Saved data entries:
— START —
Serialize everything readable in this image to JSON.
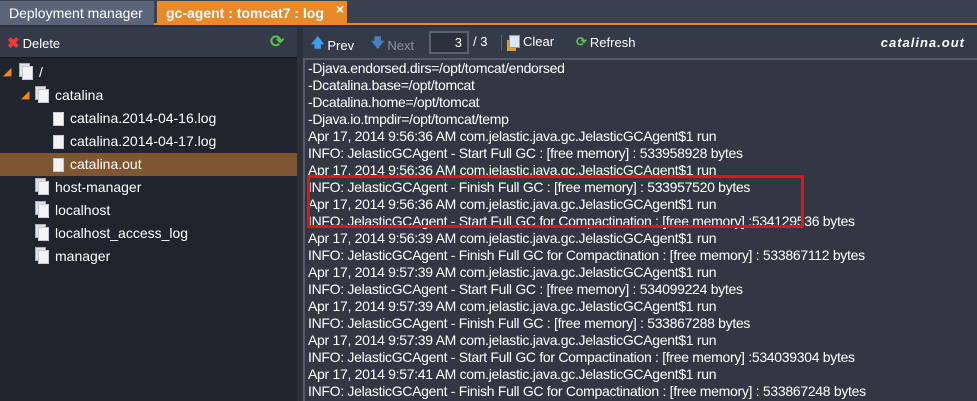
{
  "tabs": [
    {
      "label": "Deployment manager"
    },
    {
      "label": "gc-agent : tomcat7 : log",
      "close": "×"
    }
  ],
  "left": {
    "delete_label": "Delete",
    "tree": [
      {
        "label": "/",
        "type": "folder",
        "state": "open"
      },
      {
        "label": "catalina",
        "type": "folder",
        "state": "open"
      },
      {
        "label": "catalina.2014-04-16.log",
        "type": "file"
      },
      {
        "label": "catalina.2014-04-17.log",
        "type": "file"
      },
      {
        "label": "catalina.out",
        "type": "file",
        "selected": true
      },
      {
        "label": "host-manager",
        "type": "folder",
        "state": "closed"
      },
      {
        "label": "localhost",
        "type": "folder",
        "state": "closed"
      },
      {
        "label": "localhost_access_log",
        "type": "folder",
        "state": "closed"
      },
      {
        "label": "manager",
        "type": "folder",
        "state": "closed"
      }
    ]
  },
  "toolbar": {
    "prev": "Prev",
    "next": "Next",
    "page": "3",
    "total": "/ 3",
    "clear": "Clear",
    "refresh": "Refresh",
    "filename": "catalina.out"
  },
  "log": [
    "-Djava.endorsed.dirs=/opt/tomcat/endorsed",
    "-Dcatalina.base=/opt/tomcat",
    "-Dcatalina.home=/opt/tomcat",
    "-Djava.io.tmpdir=/opt/tomcat/temp",
    "Apr 17, 2014 9:56:36 AM com.jelastic.java.gc.JelasticGCAgent$1 run",
    "INFO: JelasticGCAgent - Start Full GC : [free memory] : 533958928 bytes",
    "Apr 17, 2014 9:56:36 AM com.jelastic.java.gc.JelasticGCAgent$1 run",
    "INFO: JelasticGCAgent - Finish Full GC : [free memory] : 533957520 bytes",
    "Apr 17, 2014 9:56:36 AM com.jelastic.java.gc.JelasticGCAgent$1 run",
    "INFO: JelasticGCAgent - Start Full GC for Compactination : [free memory] :534129536 bytes",
    "Apr 17, 2014 9:56:39 AM com.jelastic.java.gc.JelasticGCAgent$1 run",
    "INFO: JelasticGCAgent - Finish Full GC for Compactination : [free memory] : 533867112 bytes",
    "Apr 17, 2014 9:57:39 AM com.jelastic.java.gc.JelasticGCAgent$1 run",
    "INFO: JelasticGCAgent - Start Full GC : [free memory] : 534099224 bytes",
    "Apr 17, 2014 9:57:39 AM com.jelastic.java.gc.JelasticGCAgent$1 run",
    "INFO: JelasticGCAgent - Finish Full GC : [free memory] : 533867288 bytes",
    "Apr 17, 2014 9:57:39 AM com.jelastic.java.gc.JelasticGCAgent$1 run",
    "INFO: JelasticGCAgent - Start Full GC for Compactination : [free memory] :534039304 bytes",
    "Apr 17, 2014 9:57:41 AM com.jelastic.java.gc.JelasticGCAgent$1 run",
    "INFO: JelasticGCAgent - Finish Full GC for Compactination : [free memory] : 533867248 bytes"
  ],
  "colors": {
    "accent": "#e8892a",
    "selected": "#7f5632",
    "highlight": "#e5121b"
  }
}
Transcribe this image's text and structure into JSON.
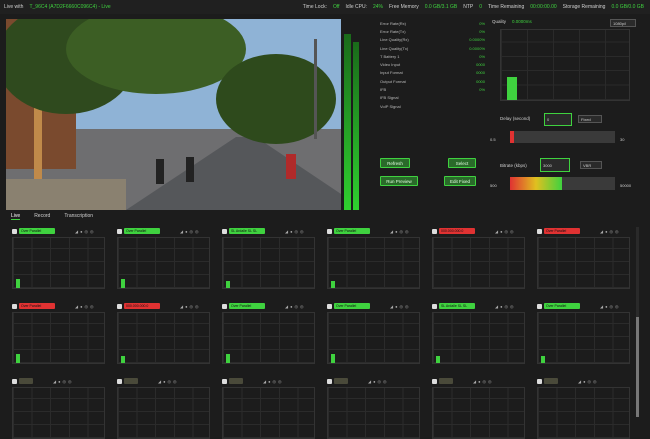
— END —
* TASK DETAILS
Every line above should be returned word for word, with the pictures left behind.

* PROBLEM SOLUTION
Serialize everything readable in this image to JSON.
{
  "tabs": [
    {
      "label": "Deployment manager"
    },
    {
      "label": "gc-agent : tomcat7 : log",
      "close": "×"
    }
  ],
  "left": {
    "delete_label": "Delete",
    "tree": [
      {
        "label": "/",
        "type": "folder",
        "state": "open"
      },
      {
        "label": "catalina",
        "type": "folder",
        "state": "open"
      },
      {
        "label": "catalina.2014-04-16.log",
        "type": "file"
      },
      {
        "label": "catalina.2014-04-17.log",
        "type": "file"
      },
      {
        "label": "catalina.out",
        "type": "file",
        "selected": true
      },
      {
        "label": "host-manager",
        "type": "folder",
        "state": "closed"
      },
      {
        "label": "localhost",
        "type": "folder",
        "state": "closed"
      },
      {
        "label": "localhost_access_log",
        "type": "folder",
        "state": "closed"
      },
      {
        "label": "manager",
        "type": "folder",
        "state": "closed"
      }
    ]
  },
  "toolbar": {
    "prev": "Prev",
    "next": "Next",
    "page": "3",
    "total": "/ 3",
    "clear": "Clear",
    "refresh": "Refresh",
    "filename": "catalina.out"
  },
  "log": [
    "-Djava.endorsed.dirs=/opt/tomcat/endorsed",
    "-Dcatalina.base=/opt/tomcat",
    "-Dcatalina.home=/opt/tomcat",
    "-Djava.io.tmpdir=/opt/tomcat/temp",
    "Apr 17, 2014 9:56:36 AM com.jelastic.java.gc.JelasticGCAgent$1 run",
    "INFO: JelasticGCAgent - Start Full GC : [free memory] : 533958928 bytes",
    "Apr 17, 2014 9:56:36 AM com.jelastic.java.gc.JelasticGCAgent$1 run",
    "INFO: JelasticGCAgent - Finish Full GC : [free memory] : 533957520 bytes",
    "Apr 17, 2014 9:56:36 AM com.jelastic.java.gc.JelasticGCAgent$1 run",
    "INFO: JelasticGCAgent - Start Full GC for Compactination : [free memory] :534129536 bytes",
    "Apr 17, 2014 9:56:39 AM com.jelastic.java.gc.JelasticGCAgent$1 run",
    "INFO: JelasticGCAgent - Finish Full GC for Compactination : [free memory] : 533867112 bytes",
    "Apr 17, 2014 9:57:39 AM com.jelastic.java.gc.JelasticGCAgent$1 run",
    "INFO: JelasticGCAgent - Start Full GC : [free memory] : 534099224 bytes",
    "Apr 17, 2014 9:57:39 AM com.jelastic.java.gc.JelasticGCAgent$1 run",
    "INFO: JelasticGCAgent - Finish Full GC : [free memory] : 533867288 bytes",
    "Apr 17, 2014 9:57:39 AM com.jelastic.java.gc.JelasticGCAgent$1 run",
    "INFO: JelasticGCAgent - Start Full GC for Compactination : [free memory] :534039304 bytes",
    "Apr 17, 2014 9:57:41 AM com.jelastic.java.gc.JelasticGCAgent$1 run",
    "INFO: JelasticGCAgent - Finish Full GC for Compactination : [free memory] : 533867248 bytes"
  ],
  "colors": {
    "accent": "#e8892a",
    "selected": "#7f5632",
    "highlight": "#e5121b"
  }
}
Transcribe this image's text and structure into JSON.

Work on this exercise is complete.